Given instruction: Where a line of the material contains the string "this", copy that line.

Records supplied:
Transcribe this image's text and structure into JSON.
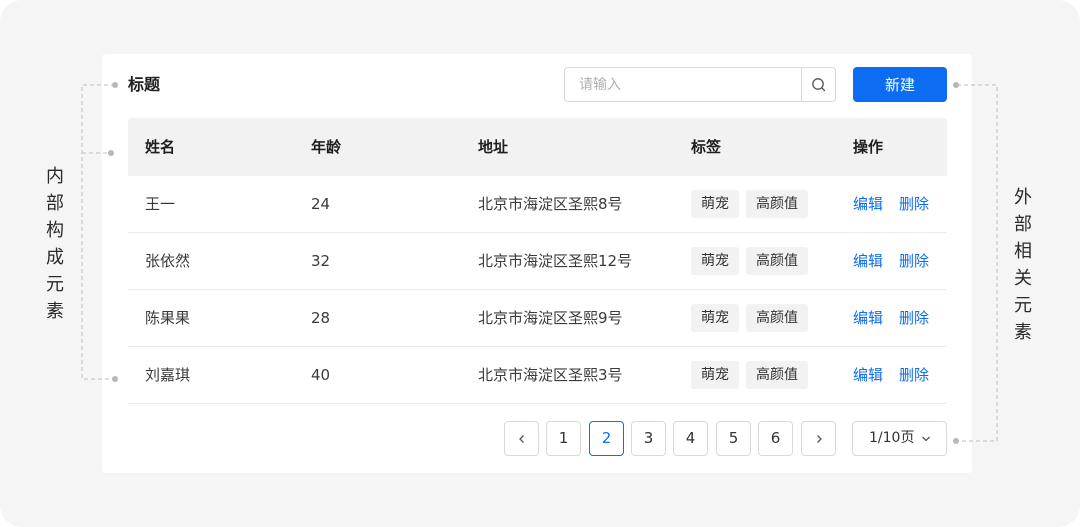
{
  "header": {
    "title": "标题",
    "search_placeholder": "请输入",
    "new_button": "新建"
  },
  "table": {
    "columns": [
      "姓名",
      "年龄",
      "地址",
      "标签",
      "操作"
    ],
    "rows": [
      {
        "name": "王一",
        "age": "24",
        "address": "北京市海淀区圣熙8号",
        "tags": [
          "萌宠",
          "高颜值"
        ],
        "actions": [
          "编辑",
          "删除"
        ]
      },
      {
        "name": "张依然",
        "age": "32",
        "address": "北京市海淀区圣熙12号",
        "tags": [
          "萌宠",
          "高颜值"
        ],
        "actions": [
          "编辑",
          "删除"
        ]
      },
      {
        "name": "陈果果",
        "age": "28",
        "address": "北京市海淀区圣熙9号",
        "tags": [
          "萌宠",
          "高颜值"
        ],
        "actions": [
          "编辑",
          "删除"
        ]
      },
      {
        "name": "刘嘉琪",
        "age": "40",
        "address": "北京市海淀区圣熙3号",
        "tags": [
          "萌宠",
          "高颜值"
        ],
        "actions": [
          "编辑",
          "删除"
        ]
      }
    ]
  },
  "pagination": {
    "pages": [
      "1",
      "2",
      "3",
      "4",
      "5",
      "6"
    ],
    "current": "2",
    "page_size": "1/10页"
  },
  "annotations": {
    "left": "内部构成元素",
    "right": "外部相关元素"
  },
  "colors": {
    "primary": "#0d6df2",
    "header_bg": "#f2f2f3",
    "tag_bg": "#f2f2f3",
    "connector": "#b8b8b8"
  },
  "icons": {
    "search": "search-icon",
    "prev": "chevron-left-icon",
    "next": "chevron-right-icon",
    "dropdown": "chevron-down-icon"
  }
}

* * *

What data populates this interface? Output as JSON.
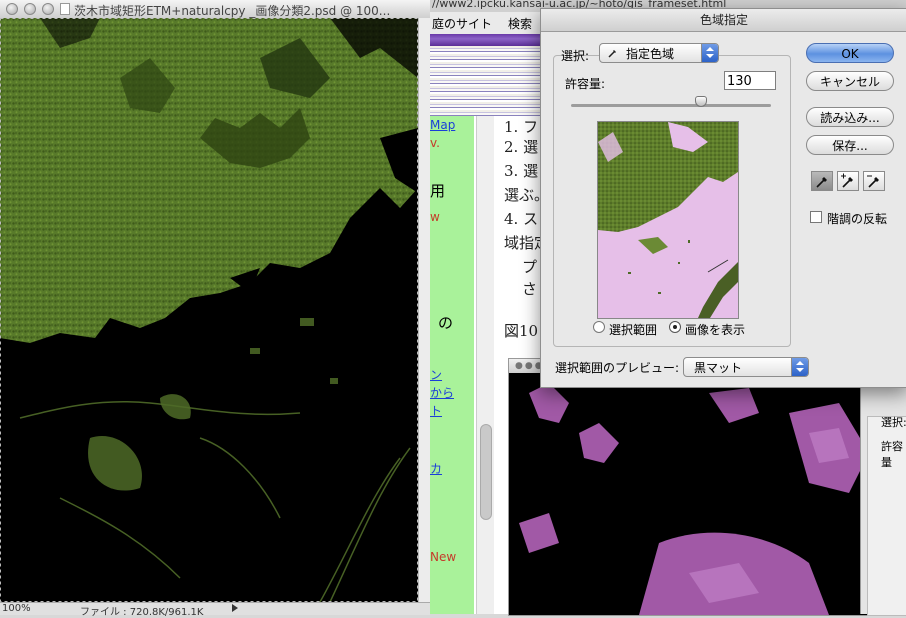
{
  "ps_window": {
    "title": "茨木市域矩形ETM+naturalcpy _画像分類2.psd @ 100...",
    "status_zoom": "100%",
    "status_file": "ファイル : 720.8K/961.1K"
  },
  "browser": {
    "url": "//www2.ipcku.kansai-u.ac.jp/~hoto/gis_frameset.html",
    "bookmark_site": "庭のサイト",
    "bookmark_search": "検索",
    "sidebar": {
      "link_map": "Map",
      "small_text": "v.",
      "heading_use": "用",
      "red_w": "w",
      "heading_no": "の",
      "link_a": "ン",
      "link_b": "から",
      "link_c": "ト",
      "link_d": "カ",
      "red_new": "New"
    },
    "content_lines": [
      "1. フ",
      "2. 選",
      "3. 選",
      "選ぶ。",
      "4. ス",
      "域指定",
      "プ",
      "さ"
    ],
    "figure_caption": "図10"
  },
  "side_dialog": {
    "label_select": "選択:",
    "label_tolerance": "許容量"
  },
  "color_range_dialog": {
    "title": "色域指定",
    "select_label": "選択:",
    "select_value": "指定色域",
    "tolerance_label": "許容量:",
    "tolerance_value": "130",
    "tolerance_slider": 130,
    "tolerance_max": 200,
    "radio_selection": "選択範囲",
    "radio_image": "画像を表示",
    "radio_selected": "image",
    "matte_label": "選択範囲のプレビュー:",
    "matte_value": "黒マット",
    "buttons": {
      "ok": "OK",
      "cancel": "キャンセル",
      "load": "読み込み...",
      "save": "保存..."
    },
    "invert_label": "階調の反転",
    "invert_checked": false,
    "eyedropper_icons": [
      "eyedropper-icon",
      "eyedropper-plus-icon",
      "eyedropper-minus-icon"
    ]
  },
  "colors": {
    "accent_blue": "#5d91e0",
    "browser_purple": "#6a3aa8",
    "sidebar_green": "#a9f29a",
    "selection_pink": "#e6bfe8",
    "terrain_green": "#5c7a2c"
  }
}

Task result:
Transcribe this image's text and structure into JSON.
What data populates this interface? Output as JSON.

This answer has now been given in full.